Exercise =>
For each line that holds "JSON", copy the line out.

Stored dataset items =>
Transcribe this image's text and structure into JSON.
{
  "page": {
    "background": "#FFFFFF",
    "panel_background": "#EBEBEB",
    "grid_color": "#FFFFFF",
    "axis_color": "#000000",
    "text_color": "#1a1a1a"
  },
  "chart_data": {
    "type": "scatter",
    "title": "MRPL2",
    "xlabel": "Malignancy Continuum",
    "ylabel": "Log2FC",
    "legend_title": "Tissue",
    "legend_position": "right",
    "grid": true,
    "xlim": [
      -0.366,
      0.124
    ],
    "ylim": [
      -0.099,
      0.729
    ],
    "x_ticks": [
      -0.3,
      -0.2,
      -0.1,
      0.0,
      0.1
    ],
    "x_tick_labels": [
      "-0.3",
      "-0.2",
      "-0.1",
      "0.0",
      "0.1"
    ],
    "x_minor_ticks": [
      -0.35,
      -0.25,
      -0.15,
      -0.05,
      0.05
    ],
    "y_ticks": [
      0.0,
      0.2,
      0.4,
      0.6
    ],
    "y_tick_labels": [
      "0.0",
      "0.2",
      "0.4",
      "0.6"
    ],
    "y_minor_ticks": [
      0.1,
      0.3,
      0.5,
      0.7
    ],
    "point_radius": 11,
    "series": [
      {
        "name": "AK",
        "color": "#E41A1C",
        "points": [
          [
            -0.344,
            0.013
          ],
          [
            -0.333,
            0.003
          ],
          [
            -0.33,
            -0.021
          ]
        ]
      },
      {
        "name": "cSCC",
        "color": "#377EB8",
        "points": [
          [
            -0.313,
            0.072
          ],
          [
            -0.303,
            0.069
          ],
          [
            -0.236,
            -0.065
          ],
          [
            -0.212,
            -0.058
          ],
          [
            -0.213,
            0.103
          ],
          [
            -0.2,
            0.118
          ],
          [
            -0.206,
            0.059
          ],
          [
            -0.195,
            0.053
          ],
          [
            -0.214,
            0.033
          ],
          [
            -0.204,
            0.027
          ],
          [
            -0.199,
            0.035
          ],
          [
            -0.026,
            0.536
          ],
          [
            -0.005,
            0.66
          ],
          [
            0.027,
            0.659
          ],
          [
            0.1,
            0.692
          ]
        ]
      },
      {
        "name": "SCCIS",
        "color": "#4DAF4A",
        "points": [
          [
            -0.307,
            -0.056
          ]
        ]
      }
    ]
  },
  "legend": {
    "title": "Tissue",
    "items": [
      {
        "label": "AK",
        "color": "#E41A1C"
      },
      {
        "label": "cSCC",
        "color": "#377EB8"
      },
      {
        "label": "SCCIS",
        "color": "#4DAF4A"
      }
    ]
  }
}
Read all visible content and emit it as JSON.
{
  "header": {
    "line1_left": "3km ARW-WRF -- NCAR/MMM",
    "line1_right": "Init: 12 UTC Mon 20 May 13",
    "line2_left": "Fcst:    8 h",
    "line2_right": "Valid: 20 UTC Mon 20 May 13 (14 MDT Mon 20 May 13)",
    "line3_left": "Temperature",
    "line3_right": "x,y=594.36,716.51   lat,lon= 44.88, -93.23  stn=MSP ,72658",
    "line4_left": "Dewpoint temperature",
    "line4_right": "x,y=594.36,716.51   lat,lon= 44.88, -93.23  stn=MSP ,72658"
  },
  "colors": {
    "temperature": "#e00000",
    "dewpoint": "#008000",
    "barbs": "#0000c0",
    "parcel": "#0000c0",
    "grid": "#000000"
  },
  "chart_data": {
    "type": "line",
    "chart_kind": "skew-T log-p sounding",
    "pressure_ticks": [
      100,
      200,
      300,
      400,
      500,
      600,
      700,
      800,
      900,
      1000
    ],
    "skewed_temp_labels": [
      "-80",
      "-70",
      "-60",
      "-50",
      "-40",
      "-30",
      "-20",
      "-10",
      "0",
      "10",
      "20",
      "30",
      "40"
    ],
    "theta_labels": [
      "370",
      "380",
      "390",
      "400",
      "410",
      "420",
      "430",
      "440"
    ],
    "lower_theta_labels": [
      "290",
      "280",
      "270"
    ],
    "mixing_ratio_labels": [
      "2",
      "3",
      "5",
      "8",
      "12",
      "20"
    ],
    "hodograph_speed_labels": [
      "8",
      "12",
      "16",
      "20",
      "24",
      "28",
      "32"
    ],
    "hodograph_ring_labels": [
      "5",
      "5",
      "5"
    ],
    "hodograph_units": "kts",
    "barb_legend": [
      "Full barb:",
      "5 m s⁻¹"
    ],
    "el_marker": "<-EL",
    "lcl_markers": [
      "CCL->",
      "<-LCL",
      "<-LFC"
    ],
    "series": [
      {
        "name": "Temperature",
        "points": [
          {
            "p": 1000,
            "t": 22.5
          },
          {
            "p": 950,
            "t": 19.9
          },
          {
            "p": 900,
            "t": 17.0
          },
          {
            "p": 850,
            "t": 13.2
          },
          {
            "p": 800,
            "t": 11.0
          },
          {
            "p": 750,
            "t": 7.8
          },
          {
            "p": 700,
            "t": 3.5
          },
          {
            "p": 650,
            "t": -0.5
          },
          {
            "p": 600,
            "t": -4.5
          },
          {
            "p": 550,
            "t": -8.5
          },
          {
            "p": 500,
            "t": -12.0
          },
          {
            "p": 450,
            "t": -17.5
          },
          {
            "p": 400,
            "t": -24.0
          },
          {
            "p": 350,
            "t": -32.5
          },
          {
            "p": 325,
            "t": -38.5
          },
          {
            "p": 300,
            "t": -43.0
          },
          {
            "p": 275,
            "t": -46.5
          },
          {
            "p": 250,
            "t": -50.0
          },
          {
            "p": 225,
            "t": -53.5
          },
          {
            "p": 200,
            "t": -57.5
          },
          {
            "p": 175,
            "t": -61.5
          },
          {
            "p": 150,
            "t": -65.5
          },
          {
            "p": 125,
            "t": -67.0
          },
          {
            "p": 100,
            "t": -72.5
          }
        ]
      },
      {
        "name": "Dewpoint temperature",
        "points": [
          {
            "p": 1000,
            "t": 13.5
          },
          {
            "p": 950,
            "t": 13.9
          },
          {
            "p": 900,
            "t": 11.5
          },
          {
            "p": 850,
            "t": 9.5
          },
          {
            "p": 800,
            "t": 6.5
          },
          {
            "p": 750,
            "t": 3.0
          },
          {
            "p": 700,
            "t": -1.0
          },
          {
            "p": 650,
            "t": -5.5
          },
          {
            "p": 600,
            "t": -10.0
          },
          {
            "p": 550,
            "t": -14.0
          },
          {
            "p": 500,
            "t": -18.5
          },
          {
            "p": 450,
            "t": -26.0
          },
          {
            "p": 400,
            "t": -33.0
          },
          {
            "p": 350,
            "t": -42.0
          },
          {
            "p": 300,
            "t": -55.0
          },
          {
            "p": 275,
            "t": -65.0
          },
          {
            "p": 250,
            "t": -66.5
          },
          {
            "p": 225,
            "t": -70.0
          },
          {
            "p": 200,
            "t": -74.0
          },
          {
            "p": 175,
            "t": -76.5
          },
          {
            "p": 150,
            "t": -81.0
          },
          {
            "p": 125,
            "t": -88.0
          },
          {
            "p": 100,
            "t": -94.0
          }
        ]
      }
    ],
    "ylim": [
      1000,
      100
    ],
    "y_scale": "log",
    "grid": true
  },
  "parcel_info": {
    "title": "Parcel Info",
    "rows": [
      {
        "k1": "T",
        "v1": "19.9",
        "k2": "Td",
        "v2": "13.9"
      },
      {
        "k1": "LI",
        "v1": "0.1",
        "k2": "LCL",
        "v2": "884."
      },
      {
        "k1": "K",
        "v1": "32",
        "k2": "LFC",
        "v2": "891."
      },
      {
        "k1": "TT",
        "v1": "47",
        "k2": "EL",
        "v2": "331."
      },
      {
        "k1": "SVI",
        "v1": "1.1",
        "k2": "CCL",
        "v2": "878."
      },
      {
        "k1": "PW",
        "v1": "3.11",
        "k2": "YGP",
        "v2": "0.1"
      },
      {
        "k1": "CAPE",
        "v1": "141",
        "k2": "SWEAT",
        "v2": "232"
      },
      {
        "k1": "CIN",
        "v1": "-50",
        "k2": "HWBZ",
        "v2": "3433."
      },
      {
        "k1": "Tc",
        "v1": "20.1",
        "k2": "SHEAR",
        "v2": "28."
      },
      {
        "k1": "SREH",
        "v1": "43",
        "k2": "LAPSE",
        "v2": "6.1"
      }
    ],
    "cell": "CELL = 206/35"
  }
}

Full response =>
Transcribe this image's text and structure into JSON.
Read all visible content and emit it as JSON.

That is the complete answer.